___ Documento
O homem Lutero
A DESCOBERTA DA BÍBLIA
Quando e em que circunstâncias começou o
seu interesse pela Bíblia?
Fazia meu
curso universitário em Erfurt quando, com a idade de 20 anos, descobri um
exemplar da Bíblia, em latim, na biblioteca da escola. O primeiro trecho que li
foi a história de Ana e Samuel. Até então julgava que a Bíblia continha apenas
aquilo que era lido nas missas, A partir daí tornei-me um leitor assíduo da
Escritura. Já como sacerdote e professor, na Universidade de Wittenberg, a
partir de 1508, recebi a incumbência de interpretar a Bíblia. Aprofundei-me no
conhecimento dela e foi através de meus estudos bíblicos que redescobri o
evangelho primitivo como se encontra em o Novo Testamento.
A Bíblia é a Palavra de Deus?
"A
Bíblia é a Palavra de Deus, escrita por inspiração do Espírito Santo; o Velho
Testamento pelos santos profetas, e o Novo Testamento pelos santos evangelistas
e apóstolos, A inspiração é o ato divino pelo qual Deus Espírito Santo soprou
nas almas dos escritores da Bíblia os pensamentos que deviam escrever, bem como
as palavras exatas que deviam empregar."
À afixação das 95 teses à porta da Igreja
do Castelo e os acontecimentos posteriores têm alguma relação com esse seu
apego à Bíblia?
Sim.
Propugnei um retorno à Bíblia. Procurei demonstrar que a autoridade das
Escrituras é maior que a da igreja. Esta não é dona da Bíblia, mas serva. A
tradição da igreja pode ser legítima, porém não infalível; por isso deve ser
julgada pela Bíblia. Em outras palavras, preguei que a Palavra de Deus é regra
de fé e prática.
O Doutor é a favor de se colocar a Bíblia
nas mãos do povo?
Perfeitamente.
Eu mesmo traduzi o Novo Testamento do texto grego e o Velho Testamento do texto
hebraico para o alemão que todos entendem. Os 5 mil exemplares do Novo
Testamento publicado em setembro de 1522 foram vendidos em três meses, de modo
que em dezembro já saía uma nova edição. Muitas outras vieram depois.
Tomávamos
sempre o cuidado de eliminar erros tipográficos, corrigir erros de tradução ou
substituir palavras por outras expressões mais convenientes, Melanchthon,
especialista em grego, e Aurogallus, especialista em hebraico, ajudaram-me
muito nessas revisões.
O Doutor gosta do nome luterano dado especialmente aos alemães que abraçaram a Reforma?
"Peço
que se silencie acerca de meu nome e ninguém se denomine luterano, mas, sim,
cristão. Quem é Lutero? A doutrina não é minha e não fui crucificado por
ninguém... E como poderia ser que eu, um pobre saco de estrume, tivesse meu
nome, o qual nenhuma salvação encerra, dado aos filhos de Cristo? Não deve ser
assim, terminemos com esses nomes partidários e denominemo-nos cristãos, pois
possuímos a doutrina de Cristo."
O Doutor não exagera quando se diz "um
pobre saco de estrume"?
______
___ Dados exibidos
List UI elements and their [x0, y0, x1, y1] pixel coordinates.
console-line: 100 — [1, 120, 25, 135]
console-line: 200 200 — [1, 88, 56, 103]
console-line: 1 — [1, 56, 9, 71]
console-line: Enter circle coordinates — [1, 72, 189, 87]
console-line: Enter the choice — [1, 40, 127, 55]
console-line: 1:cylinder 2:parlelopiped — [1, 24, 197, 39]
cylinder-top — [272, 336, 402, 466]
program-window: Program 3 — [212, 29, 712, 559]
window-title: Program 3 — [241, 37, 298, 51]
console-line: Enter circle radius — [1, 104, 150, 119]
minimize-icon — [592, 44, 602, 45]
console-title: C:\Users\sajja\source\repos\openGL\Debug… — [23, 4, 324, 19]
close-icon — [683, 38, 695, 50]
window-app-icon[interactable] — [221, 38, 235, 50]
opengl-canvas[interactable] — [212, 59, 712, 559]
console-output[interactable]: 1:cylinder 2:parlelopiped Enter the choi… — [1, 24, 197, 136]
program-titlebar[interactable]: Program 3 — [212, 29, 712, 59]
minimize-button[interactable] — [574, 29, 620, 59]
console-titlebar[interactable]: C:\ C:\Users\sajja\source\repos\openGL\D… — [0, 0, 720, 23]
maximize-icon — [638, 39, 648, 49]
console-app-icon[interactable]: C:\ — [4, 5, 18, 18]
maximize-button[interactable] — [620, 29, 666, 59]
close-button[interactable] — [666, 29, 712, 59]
______
___ Dados exibidos
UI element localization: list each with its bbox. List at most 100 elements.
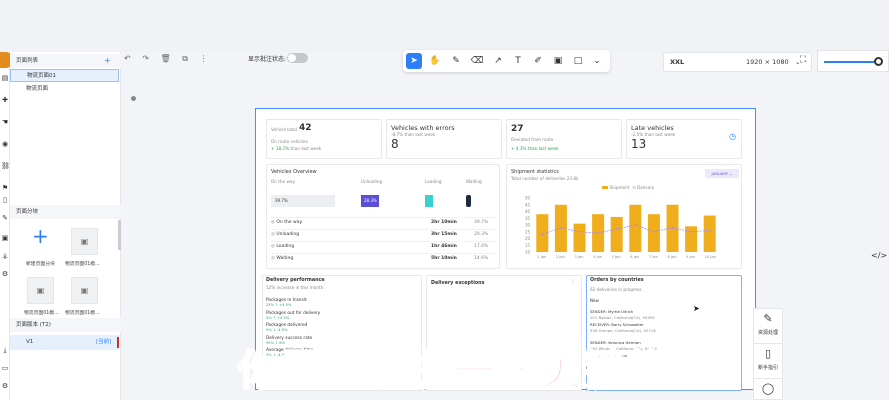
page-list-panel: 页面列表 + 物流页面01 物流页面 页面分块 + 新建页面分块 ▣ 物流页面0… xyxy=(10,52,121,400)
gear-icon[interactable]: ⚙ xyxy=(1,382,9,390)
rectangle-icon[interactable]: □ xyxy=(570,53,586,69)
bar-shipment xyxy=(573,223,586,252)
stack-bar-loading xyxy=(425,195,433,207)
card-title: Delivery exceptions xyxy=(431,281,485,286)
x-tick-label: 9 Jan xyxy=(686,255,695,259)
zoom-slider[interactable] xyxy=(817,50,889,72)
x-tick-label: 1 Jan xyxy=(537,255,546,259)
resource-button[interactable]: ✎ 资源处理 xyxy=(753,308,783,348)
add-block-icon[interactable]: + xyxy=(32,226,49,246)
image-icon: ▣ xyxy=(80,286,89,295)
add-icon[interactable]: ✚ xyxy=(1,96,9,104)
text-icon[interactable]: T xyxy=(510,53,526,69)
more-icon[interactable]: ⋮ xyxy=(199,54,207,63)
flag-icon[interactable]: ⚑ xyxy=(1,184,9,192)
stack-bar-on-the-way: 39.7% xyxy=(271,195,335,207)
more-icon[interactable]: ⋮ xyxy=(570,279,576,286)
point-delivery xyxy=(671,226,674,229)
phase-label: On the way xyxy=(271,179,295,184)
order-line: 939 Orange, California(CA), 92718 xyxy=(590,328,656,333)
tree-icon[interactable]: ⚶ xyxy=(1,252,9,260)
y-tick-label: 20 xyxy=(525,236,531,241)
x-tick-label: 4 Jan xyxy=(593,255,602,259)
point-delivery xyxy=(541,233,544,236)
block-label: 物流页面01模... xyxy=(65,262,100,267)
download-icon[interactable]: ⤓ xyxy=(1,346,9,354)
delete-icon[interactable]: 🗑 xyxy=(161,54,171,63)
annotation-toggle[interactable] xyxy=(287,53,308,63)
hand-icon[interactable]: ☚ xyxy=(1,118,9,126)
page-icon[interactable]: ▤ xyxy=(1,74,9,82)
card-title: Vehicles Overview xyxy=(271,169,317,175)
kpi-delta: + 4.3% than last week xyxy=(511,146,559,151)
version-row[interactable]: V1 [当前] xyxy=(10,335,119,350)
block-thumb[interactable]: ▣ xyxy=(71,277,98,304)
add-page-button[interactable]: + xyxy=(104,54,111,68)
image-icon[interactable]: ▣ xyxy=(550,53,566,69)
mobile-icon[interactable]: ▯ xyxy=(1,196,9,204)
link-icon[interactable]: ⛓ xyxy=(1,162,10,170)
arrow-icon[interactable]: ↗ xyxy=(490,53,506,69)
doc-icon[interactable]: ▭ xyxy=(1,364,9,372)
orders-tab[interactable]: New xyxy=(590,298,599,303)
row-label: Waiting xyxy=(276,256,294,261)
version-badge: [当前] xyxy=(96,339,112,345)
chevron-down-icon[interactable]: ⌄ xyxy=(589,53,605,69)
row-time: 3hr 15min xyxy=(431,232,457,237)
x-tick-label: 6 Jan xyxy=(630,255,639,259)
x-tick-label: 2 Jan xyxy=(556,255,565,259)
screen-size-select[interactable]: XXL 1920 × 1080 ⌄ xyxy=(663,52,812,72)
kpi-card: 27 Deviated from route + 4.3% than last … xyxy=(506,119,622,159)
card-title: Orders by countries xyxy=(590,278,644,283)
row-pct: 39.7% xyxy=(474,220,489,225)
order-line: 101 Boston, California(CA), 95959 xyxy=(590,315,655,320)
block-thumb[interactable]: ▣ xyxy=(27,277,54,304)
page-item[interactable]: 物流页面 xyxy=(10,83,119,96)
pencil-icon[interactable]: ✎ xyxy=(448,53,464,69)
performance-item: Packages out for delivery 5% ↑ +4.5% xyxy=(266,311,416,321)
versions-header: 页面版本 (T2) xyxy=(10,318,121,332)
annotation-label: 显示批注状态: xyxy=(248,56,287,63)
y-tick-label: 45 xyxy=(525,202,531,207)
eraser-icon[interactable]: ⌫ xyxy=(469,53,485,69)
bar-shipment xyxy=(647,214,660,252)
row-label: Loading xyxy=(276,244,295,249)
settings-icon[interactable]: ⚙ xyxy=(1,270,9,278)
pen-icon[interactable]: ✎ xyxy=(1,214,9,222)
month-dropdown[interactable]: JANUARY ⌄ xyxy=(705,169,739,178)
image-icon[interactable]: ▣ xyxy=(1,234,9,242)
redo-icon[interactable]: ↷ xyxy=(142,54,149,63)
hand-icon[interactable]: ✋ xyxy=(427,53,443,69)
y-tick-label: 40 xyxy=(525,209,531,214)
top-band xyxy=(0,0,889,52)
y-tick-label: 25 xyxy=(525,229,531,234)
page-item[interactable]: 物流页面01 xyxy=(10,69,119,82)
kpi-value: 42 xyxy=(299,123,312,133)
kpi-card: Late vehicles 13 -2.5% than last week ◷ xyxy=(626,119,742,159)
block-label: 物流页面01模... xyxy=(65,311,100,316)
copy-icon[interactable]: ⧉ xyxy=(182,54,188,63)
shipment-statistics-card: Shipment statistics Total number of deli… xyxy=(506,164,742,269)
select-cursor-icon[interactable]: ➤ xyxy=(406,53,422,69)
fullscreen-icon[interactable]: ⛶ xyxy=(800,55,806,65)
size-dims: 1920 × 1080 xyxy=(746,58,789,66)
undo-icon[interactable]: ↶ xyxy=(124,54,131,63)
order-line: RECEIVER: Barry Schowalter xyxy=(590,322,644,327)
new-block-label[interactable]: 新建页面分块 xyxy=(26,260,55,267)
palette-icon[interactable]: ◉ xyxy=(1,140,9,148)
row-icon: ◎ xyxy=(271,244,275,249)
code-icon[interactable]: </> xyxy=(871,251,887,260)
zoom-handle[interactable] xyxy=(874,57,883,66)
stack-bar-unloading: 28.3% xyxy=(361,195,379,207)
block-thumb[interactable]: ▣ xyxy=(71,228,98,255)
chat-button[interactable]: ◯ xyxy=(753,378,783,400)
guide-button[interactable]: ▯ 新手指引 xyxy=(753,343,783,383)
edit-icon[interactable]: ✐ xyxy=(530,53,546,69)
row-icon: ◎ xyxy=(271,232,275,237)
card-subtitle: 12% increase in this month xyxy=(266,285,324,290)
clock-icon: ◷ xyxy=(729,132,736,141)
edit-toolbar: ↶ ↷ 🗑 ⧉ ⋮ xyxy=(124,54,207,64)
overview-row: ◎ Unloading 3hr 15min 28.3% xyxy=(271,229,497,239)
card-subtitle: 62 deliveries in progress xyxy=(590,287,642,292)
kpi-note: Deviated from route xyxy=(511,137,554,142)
______
→ Exercício proposto A: Diga se cada afirmação concorda com o texto sobre Lutero, respondendo sim ou não e citando as palavras do texto que decidem: (i) Lutero encontrou uma Bíblia em latim na biblioteca da escola quando tinha 20 anos; (ii) os 5 mil exemplares do Novo Testamento levaram um ano para se esgotar; (iii) Melanchthon era especialista em hebraico.
→ Exercício proposto B: Copie do texto sobre Lutero o trecho que começa nas palavras "Perfeitamente." e termina depois das palavras "outras vieram depois.".
Os dados não têm relação com o texto sobre Lutero.

→ Resolução A:
(i) Sim: "com a idade de 20 anos, descobri um exemplar da Bíblia, em latim, na biblioteca da escola"
(ii) Não: "foram vendidos em três meses"
(iii) Não: "Melanchthon, especialista em grego"

→ Resolução B:
Perfeitamente.
Eu mesmo traduzi o Novo Testamento do texto grego e o Velho Testamento do texto
hebraico para o alemão que todos entendem. Os 5 mil exemplares do Novo
Testamento publicado em setembro de 1522 foram vendidos em três meses, de modo
que em dezembro já saía uma nova edição. Muitas outras vieram depois.